BEGIN DATA TO USE

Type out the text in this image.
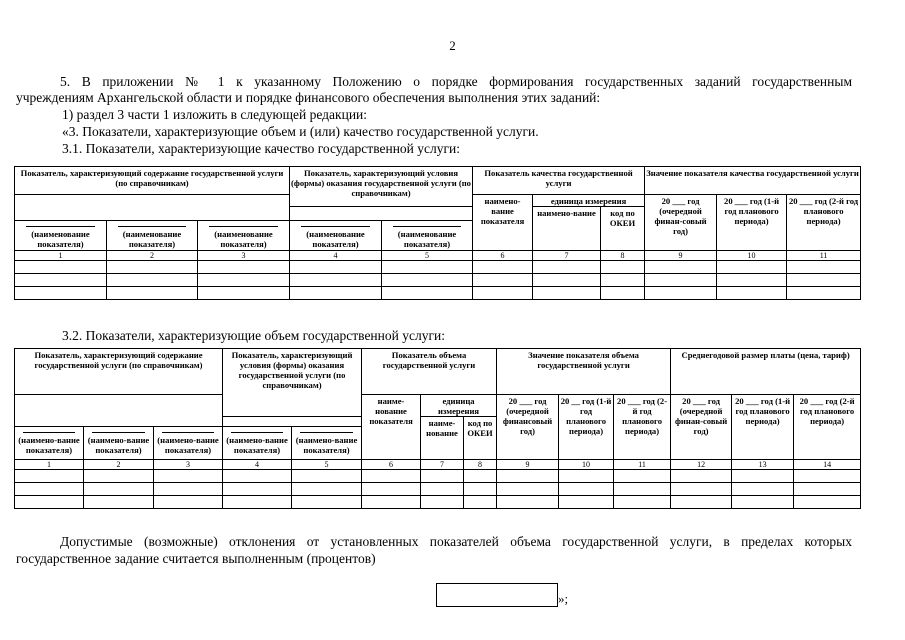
2
5. В приложении № 1 к указанному Положению о порядке формирования государственных заданий государственным
учреждениям Архангельской области и порядке финансового обеспечения выполнения этих заданий:
1) раздел 3 части 1 изложить в следующей редакции:
«3. Показатели, характеризующие объем и (или) качество государственной услуги.
3.1. Показатели, характеризующие качество государственной услуги:
Показатель, характеризующий содержание государственной услуги (по справочникам)			Показатель, характеризующий условия (формы) оказания государственной услуги (по справочникам)		Показатель качества государственной услуги			Значение показателя качества государственной услуги		
					наимено-вание показателя	единица измерения		20 ___ год (очередной финан-совый год)	20 ___ год (1-й год планового периода)	20 ___ год (2-й год планового периода)
						наимено-вание	код по ОКЕИ			

(наименование показателя)	(наименование показателя)	(наименование показателя)	(наименование показателя)	(наименование показателя)						
1	2	3	4	5	6	7	8	9	10	11

3.2. Показатели, характеризующие объем государственной услуги:
Показатель, характеризующий содержание государственной услуги (по справочникам)			Показатель, характеризующий условия (формы) оказания государственной услуги (по справочникам)		Показатель объема государственной услуги			Значение показателя объема государственной услуги			Среднегодовой размер платы (цена, тариф)		
					наиме-нование показателя	единица измерения		20 ___ год (очередной финансовый год)	20 __ год (1-й год планового периода)	20 ___ год (2-й год планового периода)	20 ___ год (очередной финан-совый год)	20 ___ год (1-й год планового периода)	20 ___ год (2-й год планового периода)
						наиме-нование	код по ОКЕИ						

(наимено-вание показателя)	(наимено-вание показателя)	(наимено-вание показателя)	(наимено-вание показателя)	(наимено-вание показателя)									
1	2	3	4	5	6	7	8	9	10	11	12	13	14

Допустимые (возможные) отклонения от установленных показателей объема государственной услуги, в пределах которых
государственное задание считается выполненным (процентов)
»;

END DATA TO USE

• **EXERCISE**:
All of the data above should be quoted exactly, except for the pictures.

• **OUTPUT OF THE EXERCISE**:
Type out the text in this image.
2
5. В приложении № 1 к указанному Положению о порядке формирования государственных заданий государственным
учреждениям Архангельской области и порядке финансового обеспечения выполнения этих заданий:
1) раздел 3 части 1 изложить в следующей редакции:
«3. Показатели, характеризующие объем и (или) качество государственной услуги.
3.1. Показатели, характеризующие качество государственной услуги:
Показатель, характеризующий содержание государственной услуги (по справочникам)			Показатель, характеризующий условия (формы) оказания государственной услуги (по справочникам)		Показатель качества государственной услуги			Значение показателя качества государственной услуги		
					наимено-вание показателя	единица измерения		20 ___ год (очередной финан-совый год)	20 ___ год (1-й год планового периода)	20 ___ год (2-й год планового периода)
						наимено-вание	код по ОКЕИ			

(наименование показателя)	(наименование показателя)	(наименование показателя)	(наименование показателя)	(наименование показателя)						
1	2	3	4	5	6	7	8	9	10	11

3.2. Показатели, характеризующие объем государственной услуги:
Показатель, характеризующий содержание государственной услуги (по справочникам)			Показатель, характеризующий условия (формы) оказания государственной услуги (по справочникам)		Показатель объема государственной услуги			Значение показателя объема государственной услуги			Среднегодовой размер платы (цена, тариф)		
					наиме-нование показателя	единица измерения		20 ___ год (очередной финансовый год)	20 __ год (1-й год планового периода)	20 ___ год (2-й год планового периода)	20 ___ год (очередной финан-совый год)	20 ___ год (1-й год планового периода)	20 ___ год (2-й год планового периода)
						наиме-нование	код по ОКЕИ						

(наимено-вание показателя)	(наимено-вание показателя)	(наимено-вание показателя)	(наимено-вание показателя)	(наимено-вание показателя)									
1	2	3	4	5	6	7	8	9	10	11	12	13	14

Допустимые (возможные) отклонения от установленных показателей объема государственной услуги, в пределах которых
государственное задание считается выполненным (процентов)
»;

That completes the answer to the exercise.